* **WHAT TO WORK ON**:
Go through the data and copy every line exactly, but not the images.

Saved data entries
☆ ☆ ☆ ☆ ☆ ☆ ☆
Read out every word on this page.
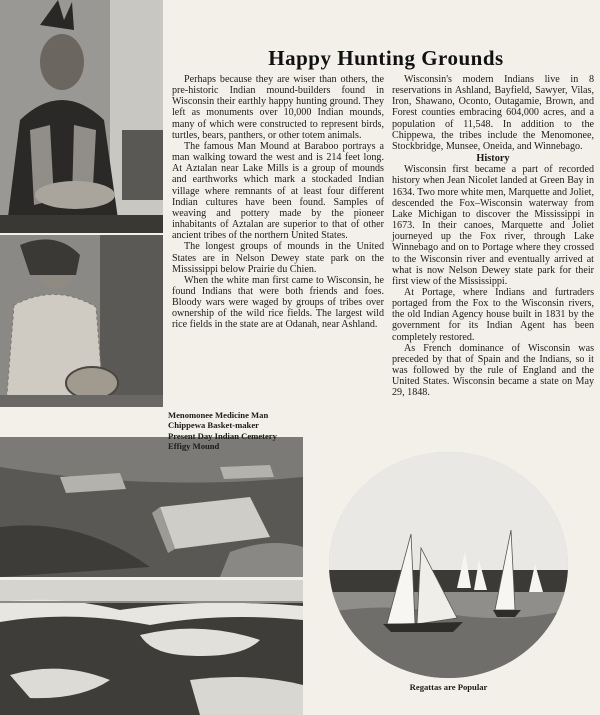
Happy Hunting Grounds

Perhaps because they are wiser than others, the pre-historic Indian mound-builders found in Wisconsin their earthly happy hunting ground. They left as monuments over 10,000 Indian mounds, many of which were constructed to represent birds, turtles, bears, panthers, or other totem animals.

The famous Man Mound at Baraboo portrays a man walking toward the west and is 214 feet long. At Aztalan near Lake Mills is a group of mounds and earthworks which mark a stockaded Indian village where remnants of at least four different Indian cultures have been found. Samples of weaving and pottery made by the pioneer inhabitants of Aztalan are superior to that of other ancient tribes of the northern United States.

The longest groups of mounds in the United States are in Nelson Dewey state park on the Mississippi below Prairie du Chien.

When the white man first came to Wisconsin, he found Indians that were both friends and foes. Bloody wars were waged by groups of tribes over ownership of the wild rice fields. The largest wild rice fields in the state are at Odanah, near Ashland.

Wisconsin's modern Indians live in 8 reservations in Ashland, Bayfield, Sawyer, Vilas, Iron, Shawano, Oconto, Outagamie, Brown, and Forest counties embracing 604,000 acres, and a population of 11,548. In addition to the Chippewa, the tribes include the Menomonee, Stockbridge, Munsee, Oneida, and Winnebago.

History

Wisconsin first became a part of recorded history when Jean Nicolet landed at Green Bay in 1634. Two more white men, Marquette and Joliet, descended the Fox–Wisconsin waterway from Lake Michigan to discover the Mississippi in 1673. In their canoes, Marquette and Joliet journeyed up the Fox river, through Lake Winnebago and on to Portage where they crossed to the Wisconsin river and eventually arrived at what is now Nelson Dewey state park for their first view of the Mississippi.

At Portage, where Indians and furtraders portaged from the Fox to the Wisconsin rivers, the old Indian Agency house built in 1831 by the government for its Indian Agent has been completely restored.

As French dominance of Wisconsin was preceded by that of Spain and the Indians, so it was followed by the rule of England and the United States. Wisconsin became a state on May 29, 1848.

Menomonee Medicine Man
Chippewa Basket-maker
Present Day Indian Cemetery
Effigy Mound
Regattas are Popular
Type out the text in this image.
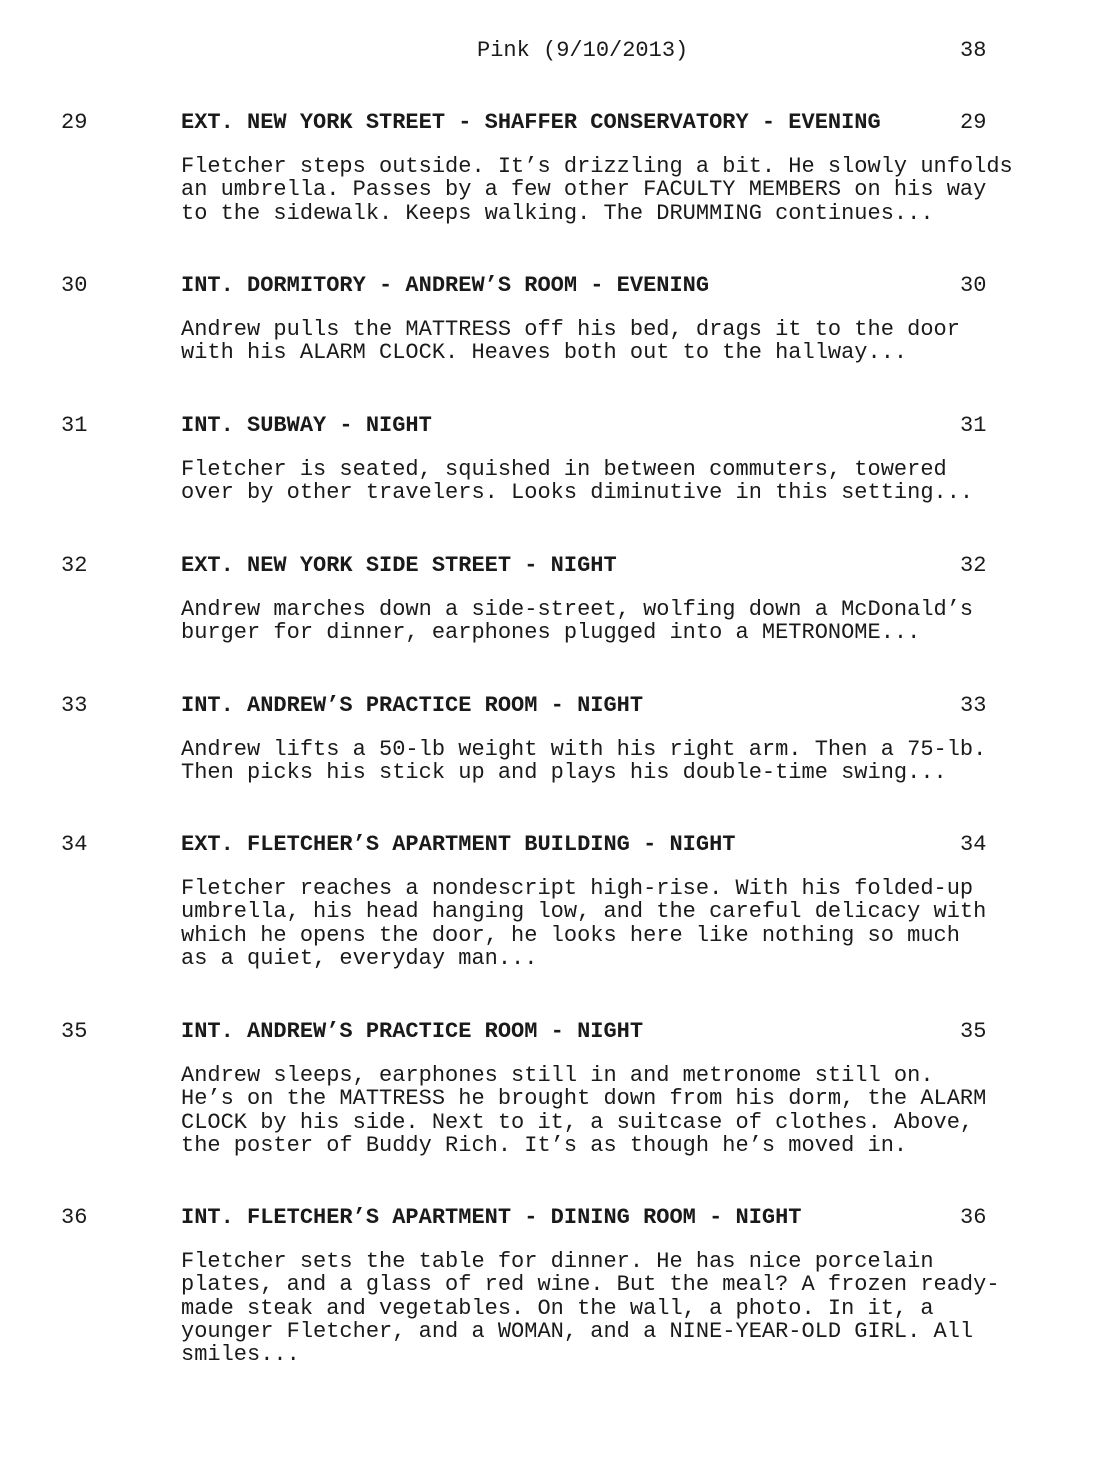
Pink (9/10/2013)	38
29	EXT. NEW YORK STREET - SHAFFER CONSERVATORY - EVENING	29

Fletcher steps outside. It’s drizzling a bit. He slowly unfolds
an umbrella. Passes by a few other FACULTY MEMBERS on his way
to the sidewalk. Keeps walking. The DRUMMING continues...

30	INT. DORMITORY - ANDREW’S ROOM - EVENING	30

Andrew pulls the MATTRESS off his bed, drags it to the door
with his ALARM CLOCK. Heaves both out to the hallway...

31	INT. SUBWAY - NIGHT	31

Fletcher is seated, squished in between commuters, towered
over by other travelers. Looks diminutive in this setting...

32	EXT. NEW YORK SIDE STREET - NIGHT	32

Andrew marches down a side-street, wolfing down a McDonald’s
burger for dinner, earphones plugged into a METRONOME...

33	INT. ANDREW’S PRACTICE ROOM - NIGHT	33

Andrew lifts a 50-lb weight with his right arm. Then a 75-lb.
Then picks his stick up and plays his double-time swing...

34	EXT. FLETCHER’S APARTMENT BUILDING - NIGHT	34

Fletcher reaches a nondescript high-rise. With his folded-up
umbrella, his head hanging low, and the careful delicacy with
which he opens the door, he looks here like nothing so much
as a quiet, everyday man...

35	INT. ANDREW’S PRACTICE ROOM - NIGHT	35

Andrew sleeps, earphones still in and metronome still on.
He’s on the MATTRESS he brought down from his dorm, the ALARM
CLOCK by his side. Next to it, a suitcase of clothes. Above,
the poster of Buddy Rich. It’s as though he’s moved in.

36	INT. FLETCHER’S APARTMENT - DINING ROOM - NIGHT	36

Fletcher sets the table for dinner. He has nice porcelain
plates, and a glass of red wine. But the meal? A frozen ready-
made steak and vegetables. On the wall, a photo. In it, a
younger Fletcher, and a WOMAN, and a NINE-YEAR-OLD GIRL. All
smiles...
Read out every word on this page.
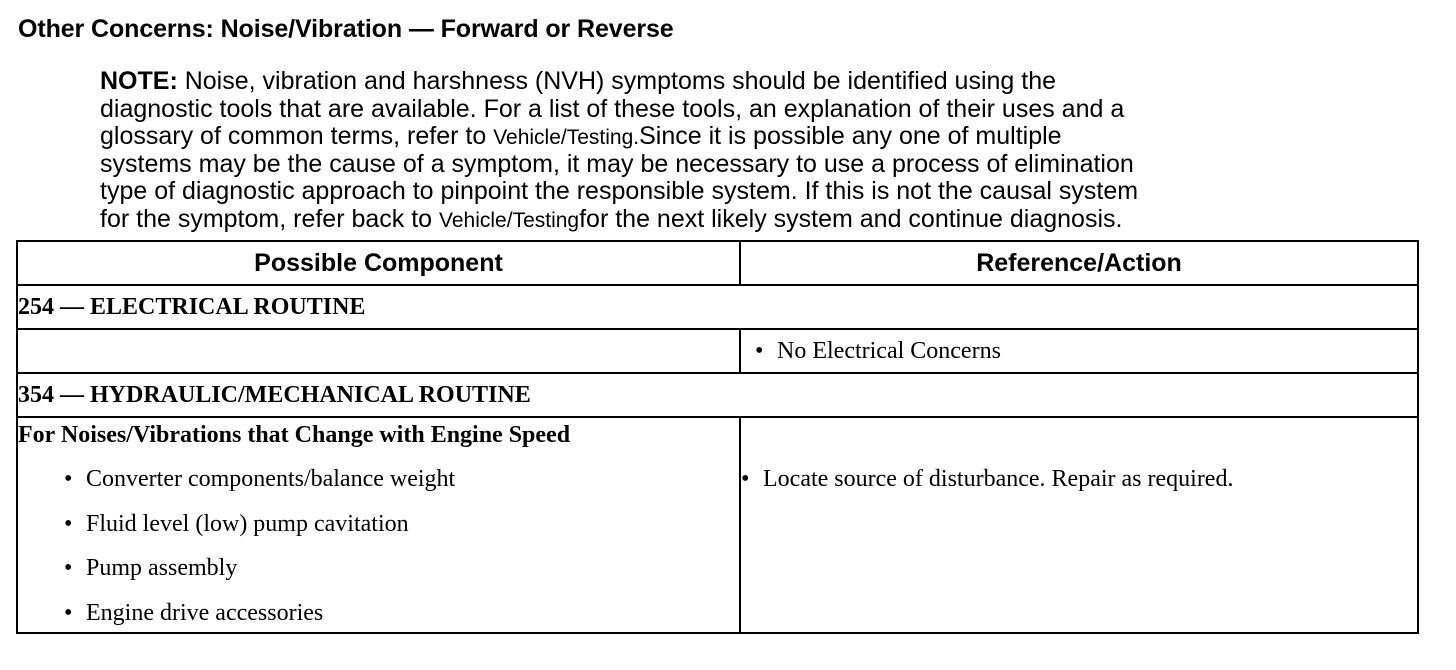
Other Concerns: Noise/Vibration — Forward or Reverse
NOTE: Noise, vibration and harshness (NVH) symptoms should be identified using the
diagnostic tools that are available. For a list of these tools, an explanation of their uses and a
glossary of common terms, refer to Vehicle/Testing.Since it is possible any one of multiple
systems may be the cause of a symptom, it may be necessary to use a process of elimination
type of diagnostic approach to pinpoint the responsible system. If this is not the causal system
for the symptom, refer back to Vehicle/Testingfor the next likely system and continue diagnosis.
Possible Component	Reference/Action
254 — ELECTRICAL ROUTINE	
	• No Electrical Concerns
354 — HYDRAULIC/MECHANICAL ROUTINE	

For Noises/Vibrations that Change with Engine Speed
• Converter components/balance weight
• Fluid level (low) pump cavitation
• Pump assembly
• Engine drive accessories	• Locate source of disturbance. Repair as required.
☆ ☆ ☆ ☆ ☆ ☆ ☆
* **THE RESPONSE**:
Read out every word on this page.
Happy Hunting Grounds

Perhaps because they are wiser than others, the pre-historic Indian mound-builders found in Wisconsin their earthly happy hunting ground. They left as monuments over 10,000 Indian mounds, many of which were constructed to represent birds, turtles, bears, panthers, or other totem animals.

The famous Man Mound at Baraboo portrays a man walking toward the west and is 214 feet long. At Aztalan near Lake Mills is a group of mounds and earthworks which mark a stockaded Indian village where remnants of at least four different Indian cultures have been found. Samples of weaving and pottery made by the pioneer inhabitants of Aztalan are superior to that of other ancient tribes of the northern United States.

The longest groups of mounds in the United States are in Nelson Dewey state park on the Mississippi below Prairie du Chien.

When the white man first came to Wisconsin, he found Indians that were both friends and foes. Bloody wars were waged by groups of tribes over ownership of the wild rice fields. The largest wild rice fields in the state are at Odanah, near Ashland.

Wisconsin's modern Indians live in 8 reservations in Ashland, Bayfield, Sawyer, Vilas, Iron, Shawano, Oconto, Outagamie, Brown, and Forest counties embracing 604,000 acres, and a population of 11,548. In addition to the Chippewa, the tribes include the Menomonee, Stockbridge, Munsee, Oneida, and Winnebago.

History

Wisconsin first became a part of recorded history when Jean Nicolet landed at Green Bay in 1634. Two more white men, Marquette and Joliet, descended the Fox–Wisconsin waterway from Lake Michigan to discover the Mississippi in 1673. In their canoes, Marquette and Joliet journeyed up the Fox river, through Lake Winnebago and on to Portage where they crossed to the Wisconsin river and eventually arrived at what is now Nelson Dewey state park for their first view of the Mississippi.

At Portage, where Indians and furtraders portaged from the Fox to the Wisconsin rivers, the old Indian Agency house built in 1831 by the government for its Indian Agent has been completely restored.

As French dominance of Wisconsin was preceded by that of Spain and the Indians, so it was followed by the rule of England and the United States. Wisconsin became a state on May 29, 1848.

Menomonee Medicine Man
Chippewa Basket-maker
Present Day Indian Cemetery
Effigy Mound
Regattas are Popular
Type out the text in this image.
Pink (9/10/2013)	38
29	EXT. NEW YORK STREET - SHAFFER CONSERVATORY - EVENING	29

Fletcher steps outside. It’s drizzling a bit. He slowly unfolds
an umbrella. Passes by a few other FACULTY MEMBERS on his way
to the sidewalk. Keeps walking. The DRUMMING continues...

30	INT. DORMITORY - ANDREW’S ROOM - EVENING	30

Andrew pulls the MATTRESS off his bed, drags it to the door
with his ALARM CLOCK. Heaves both out to the hallway...

31	INT. SUBWAY - NIGHT	31

Fletcher is seated, squished in between commuters, towered
over by other travelers. Looks diminutive in this setting...

32	EXT. NEW YORK SIDE STREET - NIGHT	32

Andrew marches down a side-street, wolfing down a McDonald’s
burger for dinner, earphones plugged into a METRONOME...

33	INT. ANDREW’S PRACTICE ROOM - NIGHT	33

Andrew lifts a 50-lb weight with his right arm. Then a 75-lb.
Then picks his stick up and plays his double-time swing...

34	EXT. FLETCHER’S APARTMENT BUILDING - NIGHT	34

Fletcher reaches a nondescript high-rise. With his folded-up
umbrella, his head hanging low, and the careful delicacy with
which he opens the door, he looks here like nothing so much
as a quiet, everyday man...

35	INT. ANDREW’S PRACTICE ROOM - NIGHT	35

Andrew sleeps, earphones still in and metronome still on.
He’s on the MATTRESS he brought down from his dorm, the ALARM
CLOCK by his side. Next to it, a suitcase of clothes. Above,
the poster of Buddy Rich. It’s as though he’s moved in.

36	INT. FLETCHER’S APARTMENT - DINING ROOM - NIGHT	36

Fletcher sets the table for dinner. He has nice porcelain
plates, and a glass of red wine. But the meal? A frozen ready-
made steak and vegetables. On the wall, a photo. In it, a
younger Fletcher, and a WOMAN, and a NINE-YEAR-OLD GIRL. All
smiles...
Read out every word on this page.
Other Concerns: Noise/Vibration — Forward or Reverse
NOTE: Noise, vibration and harshness (NVH) symptoms should be identified using the
diagnostic tools that are available. For a list of these tools, an explanation of their uses and a
glossary of common terms, refer to Vehicle/Testing.Since it is possible any one of multiple
systems may be the cause of a symptom, it may be necessary to use a process of elimination
type of diagnostic approach to pinpoint the responsible system. If this is not the causal system
for the symptom, refer back to Vehicle/Testingfor the next likely system and continue diagnosis.
Possible Component	Reference/Action
254 — ELECTRICAL ROUTINE	
	• No Electrical Concerns
354 — HYDRAULIC/MECHANICAL ROUTINE	

For Noises/Vibrations that Change with Engine Speed
• Converter components/balance weight
• Fluid level (low) pump cavitation
• Pump assembly
• Engine drive accessories	• Locate source of disturbance. Repair as required.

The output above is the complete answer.